* begin *

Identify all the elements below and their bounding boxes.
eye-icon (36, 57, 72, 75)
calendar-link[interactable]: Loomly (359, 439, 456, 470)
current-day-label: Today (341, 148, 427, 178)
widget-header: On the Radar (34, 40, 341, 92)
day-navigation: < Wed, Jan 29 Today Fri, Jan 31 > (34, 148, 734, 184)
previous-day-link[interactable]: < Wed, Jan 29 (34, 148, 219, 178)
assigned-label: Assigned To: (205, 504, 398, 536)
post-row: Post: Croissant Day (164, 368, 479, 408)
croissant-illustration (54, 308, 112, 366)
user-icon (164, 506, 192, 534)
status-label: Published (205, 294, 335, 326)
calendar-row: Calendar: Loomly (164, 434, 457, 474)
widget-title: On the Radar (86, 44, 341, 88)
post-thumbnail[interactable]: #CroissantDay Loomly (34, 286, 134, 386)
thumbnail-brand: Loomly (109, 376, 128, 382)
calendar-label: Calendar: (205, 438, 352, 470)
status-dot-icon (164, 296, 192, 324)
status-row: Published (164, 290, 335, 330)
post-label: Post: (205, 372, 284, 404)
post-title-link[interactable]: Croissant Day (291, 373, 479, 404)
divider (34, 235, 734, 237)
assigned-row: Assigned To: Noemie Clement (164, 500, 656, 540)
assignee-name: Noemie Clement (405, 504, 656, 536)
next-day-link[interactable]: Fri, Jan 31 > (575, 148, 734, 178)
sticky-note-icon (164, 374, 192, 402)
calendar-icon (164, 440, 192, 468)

* end *

*EXERCISE OBJECTIVE*: Could you copy every line of the data above verbatim, from the first line to the last?

*SOLUTION TO THIS TASK*:
Identify all the elements below and their bounding boxes.
eye-icon (36, 57, 72, 75)
calendar-link[interactable]: Loomly (359, 439, 456, 470)
current-day-label: Today (341, 148, 427, 178)
widget-header: On the Radar (34, 40, 341, 92)
day-navigation: < Wed, Jan 29 Today Fri, Jan 31 > (34, 148, 734, 184)
previous-day-link[interactable]: < Wed, Jan 29 (34, 148, 219, 178)
assigned-label: Assigned To: (205, 504, 398, 536)
post-row: Post: Croissant Day (164, 368, 479, 408)
croissant-illustration (54, 308, 112, 366)
user-icon (164, 506, 192, 534)
status-label: Published (205, 294, 335, 326)
calendar-row: Calendar: Loomly (164, 434, 457, 474)
widget-title: On the Radar (86, 44, 341, 88)
post-thumbnail[interactable]: #CroissantDay Loomly (34, 286, 134, 386)
thumbnail-brand: Loomly (109, 376, 128, 382)
calendar-label: Calendar: (205, 438, 352, 470)
status-dot-icon (164, 296, 192, 324)
status-row: Published (164, 290, 335, 330)
post-label: Post: (205, 372, 284, 404)
post-title-link[interactable]: Croissant Day (291, 373, 479, 404)
divider (34, 235, 734, 237)
assigned-row: Assigned To: Noemie Clement (164, 500, 656, 540)
assignee-name: Noemie Clement (405, 504, 656, 536)
next-day-link[interactable]: Fri, Jan 31 > (575, 148, 734, 178)
sticky-note-icon (164, 374, 192, 402)
calendar-icon (164, 440, 192, 468)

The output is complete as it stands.